Stored records:

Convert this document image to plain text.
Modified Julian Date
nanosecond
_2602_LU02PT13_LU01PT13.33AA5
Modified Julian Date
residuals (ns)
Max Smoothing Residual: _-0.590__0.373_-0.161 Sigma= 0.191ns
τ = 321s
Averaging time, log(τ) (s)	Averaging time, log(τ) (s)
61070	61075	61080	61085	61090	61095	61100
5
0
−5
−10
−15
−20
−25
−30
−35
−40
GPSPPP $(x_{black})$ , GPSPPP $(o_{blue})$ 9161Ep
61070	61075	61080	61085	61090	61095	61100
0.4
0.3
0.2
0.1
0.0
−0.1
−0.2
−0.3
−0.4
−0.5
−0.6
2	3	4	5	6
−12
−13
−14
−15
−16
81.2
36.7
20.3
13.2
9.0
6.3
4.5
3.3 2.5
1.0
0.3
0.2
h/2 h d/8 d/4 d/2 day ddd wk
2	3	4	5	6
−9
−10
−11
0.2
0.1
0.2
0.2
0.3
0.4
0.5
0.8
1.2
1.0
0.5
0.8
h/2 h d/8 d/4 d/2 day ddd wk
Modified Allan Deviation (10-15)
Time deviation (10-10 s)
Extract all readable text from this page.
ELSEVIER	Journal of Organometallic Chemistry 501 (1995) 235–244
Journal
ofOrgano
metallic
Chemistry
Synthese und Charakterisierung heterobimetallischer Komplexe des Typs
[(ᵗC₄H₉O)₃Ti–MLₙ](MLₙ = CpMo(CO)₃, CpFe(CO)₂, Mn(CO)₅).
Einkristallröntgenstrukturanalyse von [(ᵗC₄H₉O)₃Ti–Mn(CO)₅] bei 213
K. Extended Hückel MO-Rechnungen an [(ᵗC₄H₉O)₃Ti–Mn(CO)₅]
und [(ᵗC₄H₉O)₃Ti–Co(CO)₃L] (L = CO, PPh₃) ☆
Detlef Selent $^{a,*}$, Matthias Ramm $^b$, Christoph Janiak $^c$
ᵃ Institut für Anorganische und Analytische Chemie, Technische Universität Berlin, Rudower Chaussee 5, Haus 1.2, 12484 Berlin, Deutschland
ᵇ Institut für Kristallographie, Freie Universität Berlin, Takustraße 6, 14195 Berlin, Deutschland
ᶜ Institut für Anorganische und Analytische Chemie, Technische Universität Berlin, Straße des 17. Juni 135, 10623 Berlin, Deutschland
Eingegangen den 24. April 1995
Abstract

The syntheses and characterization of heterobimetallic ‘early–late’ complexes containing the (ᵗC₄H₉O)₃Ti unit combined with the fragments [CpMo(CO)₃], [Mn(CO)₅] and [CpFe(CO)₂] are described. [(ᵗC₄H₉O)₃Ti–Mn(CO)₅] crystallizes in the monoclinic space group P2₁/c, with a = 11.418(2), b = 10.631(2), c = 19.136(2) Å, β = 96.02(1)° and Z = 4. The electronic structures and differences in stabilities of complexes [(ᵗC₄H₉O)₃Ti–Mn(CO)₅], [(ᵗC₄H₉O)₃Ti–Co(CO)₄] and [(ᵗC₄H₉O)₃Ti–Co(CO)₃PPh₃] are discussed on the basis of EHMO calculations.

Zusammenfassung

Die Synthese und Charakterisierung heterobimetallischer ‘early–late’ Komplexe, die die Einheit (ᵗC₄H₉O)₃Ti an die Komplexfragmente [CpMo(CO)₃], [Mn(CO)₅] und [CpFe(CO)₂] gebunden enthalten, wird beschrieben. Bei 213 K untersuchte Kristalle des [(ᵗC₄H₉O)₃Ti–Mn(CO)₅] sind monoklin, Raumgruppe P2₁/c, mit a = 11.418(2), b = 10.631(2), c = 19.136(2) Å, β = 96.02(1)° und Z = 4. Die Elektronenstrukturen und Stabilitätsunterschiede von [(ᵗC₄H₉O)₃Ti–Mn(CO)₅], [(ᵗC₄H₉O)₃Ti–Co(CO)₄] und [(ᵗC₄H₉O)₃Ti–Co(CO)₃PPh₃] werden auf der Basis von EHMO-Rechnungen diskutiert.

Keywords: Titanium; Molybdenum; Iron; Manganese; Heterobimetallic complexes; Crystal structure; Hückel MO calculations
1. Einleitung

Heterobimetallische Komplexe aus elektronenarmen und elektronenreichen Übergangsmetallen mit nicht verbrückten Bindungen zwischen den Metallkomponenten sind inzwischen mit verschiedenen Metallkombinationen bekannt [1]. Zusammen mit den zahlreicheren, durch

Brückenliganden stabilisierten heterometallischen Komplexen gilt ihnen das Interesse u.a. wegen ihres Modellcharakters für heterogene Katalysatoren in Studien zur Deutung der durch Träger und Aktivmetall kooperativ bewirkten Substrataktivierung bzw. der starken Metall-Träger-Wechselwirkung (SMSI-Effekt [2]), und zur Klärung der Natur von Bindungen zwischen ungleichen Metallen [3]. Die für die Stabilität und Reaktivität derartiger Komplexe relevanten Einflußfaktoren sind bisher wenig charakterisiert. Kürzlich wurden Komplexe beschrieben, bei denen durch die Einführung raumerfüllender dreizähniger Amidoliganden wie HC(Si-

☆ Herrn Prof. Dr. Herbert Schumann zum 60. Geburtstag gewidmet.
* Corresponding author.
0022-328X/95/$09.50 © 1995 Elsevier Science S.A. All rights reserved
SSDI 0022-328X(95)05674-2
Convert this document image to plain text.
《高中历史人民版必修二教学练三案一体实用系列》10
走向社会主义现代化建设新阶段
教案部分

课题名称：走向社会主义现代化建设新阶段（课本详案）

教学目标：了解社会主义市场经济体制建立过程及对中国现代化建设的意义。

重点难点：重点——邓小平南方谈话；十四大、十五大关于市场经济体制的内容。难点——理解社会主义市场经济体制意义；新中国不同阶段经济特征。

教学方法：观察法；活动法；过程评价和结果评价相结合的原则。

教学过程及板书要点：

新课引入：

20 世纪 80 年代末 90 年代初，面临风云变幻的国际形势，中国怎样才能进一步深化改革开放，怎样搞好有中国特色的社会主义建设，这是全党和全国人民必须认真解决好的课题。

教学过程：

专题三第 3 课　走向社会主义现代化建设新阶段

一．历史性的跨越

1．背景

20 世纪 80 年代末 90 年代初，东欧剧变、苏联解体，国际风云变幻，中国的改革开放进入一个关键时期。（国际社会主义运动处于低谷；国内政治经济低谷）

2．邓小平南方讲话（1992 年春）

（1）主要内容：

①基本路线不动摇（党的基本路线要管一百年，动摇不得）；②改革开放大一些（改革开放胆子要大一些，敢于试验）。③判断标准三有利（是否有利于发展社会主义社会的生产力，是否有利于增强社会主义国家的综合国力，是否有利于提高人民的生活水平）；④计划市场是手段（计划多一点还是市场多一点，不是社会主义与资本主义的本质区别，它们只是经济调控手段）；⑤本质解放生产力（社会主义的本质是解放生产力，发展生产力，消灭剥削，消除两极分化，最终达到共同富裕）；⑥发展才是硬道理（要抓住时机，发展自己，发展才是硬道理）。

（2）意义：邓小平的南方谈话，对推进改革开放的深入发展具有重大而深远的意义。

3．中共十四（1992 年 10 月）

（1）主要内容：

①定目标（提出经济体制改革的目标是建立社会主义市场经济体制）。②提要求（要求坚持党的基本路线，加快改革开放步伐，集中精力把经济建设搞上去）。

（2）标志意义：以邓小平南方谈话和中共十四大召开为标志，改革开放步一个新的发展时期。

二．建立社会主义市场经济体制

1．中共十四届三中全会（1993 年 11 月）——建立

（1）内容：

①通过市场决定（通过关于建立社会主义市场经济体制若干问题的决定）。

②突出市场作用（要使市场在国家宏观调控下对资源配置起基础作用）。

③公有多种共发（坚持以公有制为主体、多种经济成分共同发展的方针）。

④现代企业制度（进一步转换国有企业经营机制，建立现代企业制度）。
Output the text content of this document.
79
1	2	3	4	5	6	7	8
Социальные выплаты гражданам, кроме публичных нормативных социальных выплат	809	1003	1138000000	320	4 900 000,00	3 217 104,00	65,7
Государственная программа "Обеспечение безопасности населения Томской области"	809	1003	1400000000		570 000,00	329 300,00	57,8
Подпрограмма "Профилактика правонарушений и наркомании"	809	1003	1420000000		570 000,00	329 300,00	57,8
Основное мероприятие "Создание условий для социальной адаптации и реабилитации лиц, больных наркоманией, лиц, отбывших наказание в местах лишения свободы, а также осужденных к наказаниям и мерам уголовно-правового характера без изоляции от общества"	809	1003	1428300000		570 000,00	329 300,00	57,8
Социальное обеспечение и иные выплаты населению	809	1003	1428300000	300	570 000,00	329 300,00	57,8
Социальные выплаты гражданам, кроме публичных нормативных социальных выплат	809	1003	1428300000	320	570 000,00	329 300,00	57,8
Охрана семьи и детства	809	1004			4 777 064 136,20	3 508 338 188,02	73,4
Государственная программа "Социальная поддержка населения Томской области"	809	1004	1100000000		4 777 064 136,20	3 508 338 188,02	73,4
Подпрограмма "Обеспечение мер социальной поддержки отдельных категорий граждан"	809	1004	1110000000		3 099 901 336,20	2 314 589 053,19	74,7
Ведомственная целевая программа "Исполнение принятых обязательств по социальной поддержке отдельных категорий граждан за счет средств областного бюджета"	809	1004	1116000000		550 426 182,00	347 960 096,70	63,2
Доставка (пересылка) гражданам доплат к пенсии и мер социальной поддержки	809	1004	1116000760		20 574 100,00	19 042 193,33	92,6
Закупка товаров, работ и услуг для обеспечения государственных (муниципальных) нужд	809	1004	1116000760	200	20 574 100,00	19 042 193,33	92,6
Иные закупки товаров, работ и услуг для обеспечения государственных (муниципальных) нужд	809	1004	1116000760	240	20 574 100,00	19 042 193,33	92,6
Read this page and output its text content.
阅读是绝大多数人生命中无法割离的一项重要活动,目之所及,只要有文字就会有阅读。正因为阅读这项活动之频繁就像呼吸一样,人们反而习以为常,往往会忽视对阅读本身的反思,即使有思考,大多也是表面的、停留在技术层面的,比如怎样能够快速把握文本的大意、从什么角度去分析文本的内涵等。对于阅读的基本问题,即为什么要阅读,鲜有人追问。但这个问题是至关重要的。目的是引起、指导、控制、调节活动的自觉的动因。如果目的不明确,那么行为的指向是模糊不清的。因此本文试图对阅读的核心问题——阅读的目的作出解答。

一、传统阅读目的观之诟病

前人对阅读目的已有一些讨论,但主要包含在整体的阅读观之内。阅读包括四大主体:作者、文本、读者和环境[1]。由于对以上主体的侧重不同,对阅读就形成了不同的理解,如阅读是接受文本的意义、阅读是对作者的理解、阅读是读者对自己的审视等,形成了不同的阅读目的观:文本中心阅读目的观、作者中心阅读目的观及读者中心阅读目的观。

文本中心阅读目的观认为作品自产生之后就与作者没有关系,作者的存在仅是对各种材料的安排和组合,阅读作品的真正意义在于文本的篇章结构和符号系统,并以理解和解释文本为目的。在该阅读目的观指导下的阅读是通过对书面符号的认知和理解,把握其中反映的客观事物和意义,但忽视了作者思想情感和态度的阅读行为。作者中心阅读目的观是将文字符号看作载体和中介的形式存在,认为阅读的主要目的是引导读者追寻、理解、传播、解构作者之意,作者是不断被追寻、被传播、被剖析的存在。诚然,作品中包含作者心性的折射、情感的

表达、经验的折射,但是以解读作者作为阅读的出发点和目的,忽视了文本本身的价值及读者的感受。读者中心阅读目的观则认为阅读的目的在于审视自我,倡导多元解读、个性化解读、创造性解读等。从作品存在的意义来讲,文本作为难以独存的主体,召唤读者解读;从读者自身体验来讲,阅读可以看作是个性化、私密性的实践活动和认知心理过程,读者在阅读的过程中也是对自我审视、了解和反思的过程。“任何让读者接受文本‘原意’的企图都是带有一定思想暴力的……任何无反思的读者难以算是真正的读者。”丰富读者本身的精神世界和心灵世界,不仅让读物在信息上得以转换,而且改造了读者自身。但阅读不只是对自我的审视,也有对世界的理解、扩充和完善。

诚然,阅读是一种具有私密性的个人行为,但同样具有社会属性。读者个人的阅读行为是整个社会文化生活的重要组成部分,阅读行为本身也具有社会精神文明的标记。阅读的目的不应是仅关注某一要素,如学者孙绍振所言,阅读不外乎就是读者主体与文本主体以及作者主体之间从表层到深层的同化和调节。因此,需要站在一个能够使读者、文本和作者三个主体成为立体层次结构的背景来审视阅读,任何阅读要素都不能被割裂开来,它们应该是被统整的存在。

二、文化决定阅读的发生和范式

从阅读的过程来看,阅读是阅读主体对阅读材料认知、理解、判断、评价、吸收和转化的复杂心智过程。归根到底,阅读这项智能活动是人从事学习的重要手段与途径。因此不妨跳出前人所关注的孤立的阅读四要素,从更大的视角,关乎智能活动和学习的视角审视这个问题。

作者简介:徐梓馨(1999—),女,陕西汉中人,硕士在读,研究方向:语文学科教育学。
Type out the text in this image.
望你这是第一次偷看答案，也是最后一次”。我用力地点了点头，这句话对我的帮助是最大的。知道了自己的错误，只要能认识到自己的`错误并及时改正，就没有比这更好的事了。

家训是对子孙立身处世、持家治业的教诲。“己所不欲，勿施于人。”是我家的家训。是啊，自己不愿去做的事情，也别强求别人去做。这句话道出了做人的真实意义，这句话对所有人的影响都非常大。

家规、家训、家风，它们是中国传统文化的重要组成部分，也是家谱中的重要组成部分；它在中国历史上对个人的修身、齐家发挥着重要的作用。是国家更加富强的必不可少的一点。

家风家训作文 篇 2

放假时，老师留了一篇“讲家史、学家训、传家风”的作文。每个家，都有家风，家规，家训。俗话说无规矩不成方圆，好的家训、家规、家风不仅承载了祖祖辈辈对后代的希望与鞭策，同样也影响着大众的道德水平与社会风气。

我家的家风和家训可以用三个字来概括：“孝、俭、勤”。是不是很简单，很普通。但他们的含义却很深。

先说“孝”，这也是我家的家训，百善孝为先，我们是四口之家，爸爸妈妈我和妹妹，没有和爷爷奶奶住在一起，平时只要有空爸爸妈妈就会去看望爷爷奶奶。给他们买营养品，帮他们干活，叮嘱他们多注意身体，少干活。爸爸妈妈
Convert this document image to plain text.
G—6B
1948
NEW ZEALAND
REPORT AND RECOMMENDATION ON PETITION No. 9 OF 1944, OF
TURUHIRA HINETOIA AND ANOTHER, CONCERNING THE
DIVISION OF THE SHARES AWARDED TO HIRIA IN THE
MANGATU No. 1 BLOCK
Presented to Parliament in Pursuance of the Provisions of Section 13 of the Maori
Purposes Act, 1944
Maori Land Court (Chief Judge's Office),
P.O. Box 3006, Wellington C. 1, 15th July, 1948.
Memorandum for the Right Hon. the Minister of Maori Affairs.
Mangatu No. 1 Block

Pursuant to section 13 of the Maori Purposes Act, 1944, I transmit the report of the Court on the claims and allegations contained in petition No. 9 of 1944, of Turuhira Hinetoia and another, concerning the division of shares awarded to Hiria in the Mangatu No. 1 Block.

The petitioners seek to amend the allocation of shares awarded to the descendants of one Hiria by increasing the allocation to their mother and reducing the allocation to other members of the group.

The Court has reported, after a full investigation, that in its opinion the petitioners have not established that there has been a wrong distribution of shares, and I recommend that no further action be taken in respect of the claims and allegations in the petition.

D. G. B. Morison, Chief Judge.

WHAT TO PRODUCE: In the records above, locate each line with the word "Journal". Copy all such lines.

EXERCISE OUTPUT:
ELSEVIER	Journal of Organometallic Chemistry 501 (1995) 235–244
Journal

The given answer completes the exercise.